(DATA IN THIS EXERCISE):
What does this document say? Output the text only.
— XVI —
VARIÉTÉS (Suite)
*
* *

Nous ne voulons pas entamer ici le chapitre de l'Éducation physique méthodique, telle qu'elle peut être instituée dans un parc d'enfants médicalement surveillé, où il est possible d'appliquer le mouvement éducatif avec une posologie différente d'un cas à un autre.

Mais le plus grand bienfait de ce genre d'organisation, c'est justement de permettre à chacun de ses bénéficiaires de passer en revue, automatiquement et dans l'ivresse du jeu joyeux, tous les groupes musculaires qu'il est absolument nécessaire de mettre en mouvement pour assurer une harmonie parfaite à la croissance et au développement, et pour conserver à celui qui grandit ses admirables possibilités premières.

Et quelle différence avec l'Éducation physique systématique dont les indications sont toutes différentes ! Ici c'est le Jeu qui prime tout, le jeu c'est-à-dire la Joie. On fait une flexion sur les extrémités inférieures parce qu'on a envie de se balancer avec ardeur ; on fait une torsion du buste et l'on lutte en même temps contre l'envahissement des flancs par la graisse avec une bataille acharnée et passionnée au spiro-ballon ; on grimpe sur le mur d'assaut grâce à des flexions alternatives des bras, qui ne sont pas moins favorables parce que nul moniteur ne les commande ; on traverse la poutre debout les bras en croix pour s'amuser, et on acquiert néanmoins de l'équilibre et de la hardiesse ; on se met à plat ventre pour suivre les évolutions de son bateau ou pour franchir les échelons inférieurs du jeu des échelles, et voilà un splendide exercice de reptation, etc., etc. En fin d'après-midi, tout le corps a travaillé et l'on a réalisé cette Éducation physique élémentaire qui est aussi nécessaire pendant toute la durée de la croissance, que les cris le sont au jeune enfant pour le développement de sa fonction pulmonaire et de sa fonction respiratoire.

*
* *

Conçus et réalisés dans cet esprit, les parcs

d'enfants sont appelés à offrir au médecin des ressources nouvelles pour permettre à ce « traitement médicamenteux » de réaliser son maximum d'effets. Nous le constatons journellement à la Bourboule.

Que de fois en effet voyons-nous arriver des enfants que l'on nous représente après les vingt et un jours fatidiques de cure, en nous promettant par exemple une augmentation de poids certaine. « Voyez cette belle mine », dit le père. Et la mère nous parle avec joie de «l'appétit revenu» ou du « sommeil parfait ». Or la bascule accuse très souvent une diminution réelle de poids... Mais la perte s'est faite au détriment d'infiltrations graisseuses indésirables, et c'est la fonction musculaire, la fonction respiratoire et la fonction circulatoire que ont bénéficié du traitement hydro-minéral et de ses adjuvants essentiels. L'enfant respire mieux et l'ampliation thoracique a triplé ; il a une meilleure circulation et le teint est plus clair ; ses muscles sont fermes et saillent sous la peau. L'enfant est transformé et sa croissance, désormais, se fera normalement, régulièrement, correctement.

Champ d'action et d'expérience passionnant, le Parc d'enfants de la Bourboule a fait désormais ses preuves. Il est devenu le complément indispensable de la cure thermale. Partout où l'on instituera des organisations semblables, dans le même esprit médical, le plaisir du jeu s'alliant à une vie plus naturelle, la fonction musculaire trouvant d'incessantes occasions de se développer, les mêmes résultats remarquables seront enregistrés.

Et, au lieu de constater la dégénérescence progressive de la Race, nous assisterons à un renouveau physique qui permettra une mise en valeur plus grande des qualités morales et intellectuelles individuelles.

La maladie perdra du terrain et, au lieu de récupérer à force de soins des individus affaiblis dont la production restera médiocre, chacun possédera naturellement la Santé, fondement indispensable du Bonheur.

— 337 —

(DESCRIPTION OF THE TASK): The answer is a single number: how many lines include the word "lieu"?

(ANSWER FOR THE TASK): 2